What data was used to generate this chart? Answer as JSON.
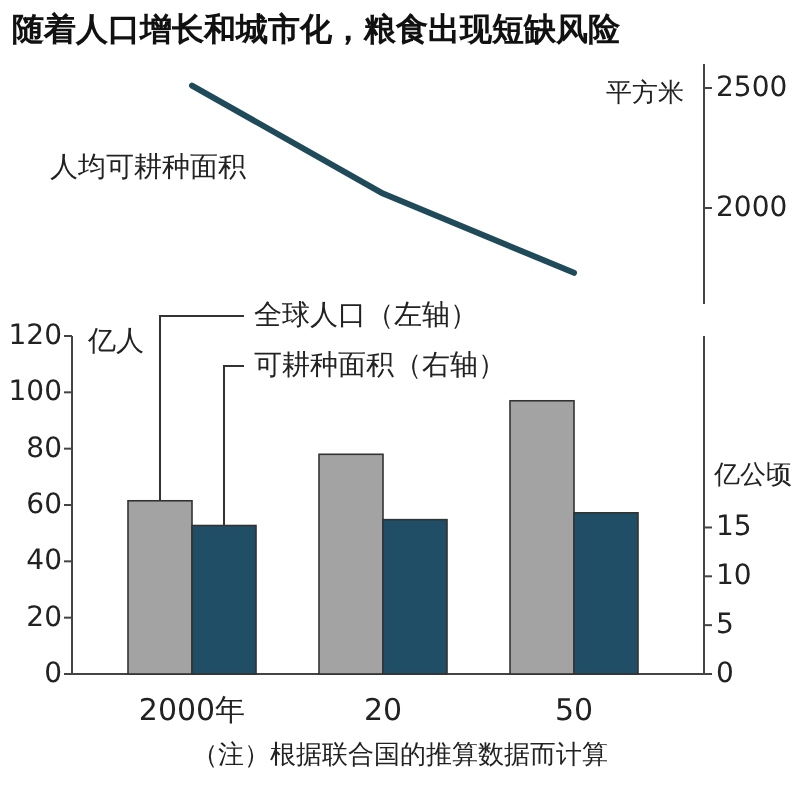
{
  "chart_data": [
    {
      "type": "line",
      "title": "随着人口增长和城市化，粮食出现短缺风险",
      "ylabel": "平方米",
      "categories": [
        null,
        null,
        null
      ],
      "tick_labels": "y",
      "series": [
        {
          "name": "人均可耕种面积",
          "color": "#1f4a5a",
          "values": [
            2510,
            2060,
            1730
          ]
        }
      ],
      "ylim": [
        1600,
        2600
      ],
      "yticks": [
        2000,
        2500
      ]
    },
    {
      "type": "bar",
      "ylabel": "亿人",
      "y2label": "亿公顷",
      "categories": [
        "2000年",
        "20",
        "50"
      ],
      "series": [
        {
          "name": "全球人口（左轴）",
          "color": "#a3a3a3",
          "values": [
            61.5,
            78,
            97
          ]
        },
        {
          "name": "可耕种面积（右轴）",
          "color": "#1f4e66",
          "axis": "y2",
          "values": [
            15.2,
            15.8,
            16.5
          ]
        }
      ],
      "ylim": [
        0,
        120
      ],
      "yticks": [
        0,
        20,
        40,
        60,
        80,
        100,
        120
      ],
      "y2lim": [
        0,
        34.6
      ],
      "y2ticks": [
        0,
        5,
        10,
        15
      ],
      "annotations": [
        "（注）根据联合国的推算数据而计算"
      ]
    }
  ]
}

= = = = = = =

Output every entry word for word, but omit the pictures.

What data was used to generate this chart? Answer as JSON.
{
  "chart_data": [
    {
      "type": "line",
      "title": "随着人口增长和城市化，粮食出现短缺风险",
      "ylabel": "平方米",
      "categories": [
        null,
        null,
        null
      ],
      "tick_labels": "y",
      "series": [
        {
          "name": "人均可耕种面积",
          "color": "#1f4a5a",
          "values": [
            2510,
            2060,
            1730
          ]
        }
      ],
      "ylim": [
        1600,
        2600
      ],
      "yticks": [
        2000,
        2500
      ]
    },
    {
      "type": "bar",
      "ylabel": "亿人",
      "y2label": "亿公顷",
      "categories": [
        "2000年",
        "20",
        "50"
      ],
      "series": [
        {
          "name": "全球人口（左轴）",
          "color": "#a3a3a3",
          "values": [
            61.5,
            78,
            97
          ]
        },
        {
          "name": "可耕种面积（右轴）",
          "color": "#1f4e66",
          "axis": "y2",
          "values": [
            15.2,
            15.8,
            16.5
          ]
        }
      ],
      "ylim": [
        0,
        120
      ],
      "yticks": [
        0,
        20,
        40,
        60,
        80,
        100,
        120
      ],
      "y2lim": [
        0,
        34.6
      ],
      "y2ticks": [
        0,
        5,
        10,
        15
      ],
      "annotations": [
        "（注）根据联合国的推算数据而计算"
      ]
    }
  ]
}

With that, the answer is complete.